■ Instruction ■
Lines that contain the string "Follett" are to be copied; leave out all others.

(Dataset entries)
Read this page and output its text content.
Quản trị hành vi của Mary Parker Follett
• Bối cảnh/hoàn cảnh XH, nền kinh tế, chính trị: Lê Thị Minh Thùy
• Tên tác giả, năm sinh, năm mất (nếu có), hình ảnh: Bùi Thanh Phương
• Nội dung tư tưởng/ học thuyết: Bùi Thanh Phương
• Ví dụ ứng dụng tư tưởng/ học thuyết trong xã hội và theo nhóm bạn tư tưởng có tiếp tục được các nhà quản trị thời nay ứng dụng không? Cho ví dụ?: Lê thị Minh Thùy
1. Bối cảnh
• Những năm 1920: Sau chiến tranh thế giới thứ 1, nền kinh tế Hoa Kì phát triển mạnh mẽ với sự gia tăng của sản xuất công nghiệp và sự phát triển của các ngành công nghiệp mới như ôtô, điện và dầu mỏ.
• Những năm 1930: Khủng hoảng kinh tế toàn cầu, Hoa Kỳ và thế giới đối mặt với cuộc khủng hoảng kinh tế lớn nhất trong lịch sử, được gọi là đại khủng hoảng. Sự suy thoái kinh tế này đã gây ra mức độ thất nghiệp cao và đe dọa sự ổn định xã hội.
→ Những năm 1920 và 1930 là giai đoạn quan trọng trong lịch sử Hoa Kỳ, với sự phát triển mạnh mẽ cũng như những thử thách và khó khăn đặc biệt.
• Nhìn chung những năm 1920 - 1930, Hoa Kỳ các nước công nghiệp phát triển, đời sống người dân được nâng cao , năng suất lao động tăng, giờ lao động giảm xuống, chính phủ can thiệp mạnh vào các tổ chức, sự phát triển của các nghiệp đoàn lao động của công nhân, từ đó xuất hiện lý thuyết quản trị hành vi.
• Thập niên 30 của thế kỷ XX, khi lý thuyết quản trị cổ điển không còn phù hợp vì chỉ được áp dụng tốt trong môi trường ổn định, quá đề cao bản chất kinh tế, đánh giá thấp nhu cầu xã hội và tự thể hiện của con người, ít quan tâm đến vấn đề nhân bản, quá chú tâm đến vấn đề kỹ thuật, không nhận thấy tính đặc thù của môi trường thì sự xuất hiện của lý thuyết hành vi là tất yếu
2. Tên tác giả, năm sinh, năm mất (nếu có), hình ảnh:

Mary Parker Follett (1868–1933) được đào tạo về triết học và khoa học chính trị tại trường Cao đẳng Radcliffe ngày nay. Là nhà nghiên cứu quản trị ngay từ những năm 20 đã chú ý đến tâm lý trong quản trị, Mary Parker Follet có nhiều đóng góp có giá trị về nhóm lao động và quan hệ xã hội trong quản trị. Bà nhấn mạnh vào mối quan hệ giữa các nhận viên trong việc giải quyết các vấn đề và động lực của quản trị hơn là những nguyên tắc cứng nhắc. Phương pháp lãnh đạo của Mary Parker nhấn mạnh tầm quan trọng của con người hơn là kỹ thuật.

■ Exercise output ■
Quản trị hành vi của Mary Parker Follett
Mary Parker Follett (1868–1933) được đào tạo về triết học và khoa học chính trị tại trường Cao đẳng Radcliffe ngày nay. Là nhà nghiên cứu quản trị ngay từ những năm 20 đã chú ý đến tâm lý trong quản trị, Mary Parker Follet có nhiều đóng góp có giá trị về nhóm lao động và quan hệ xã hội trong quản trị. Bà nhấn mạnh vào mối quan hệ giữa các nhận viên trong việc giải quyết các vấn đề và động lực của quản trị hơn là những nguyên tắc cứng nhắc. Phương pháp lãnh đạo của Mary Parker nhấn mạnh tầm quan trọng của con người hơn là kỹ thuật.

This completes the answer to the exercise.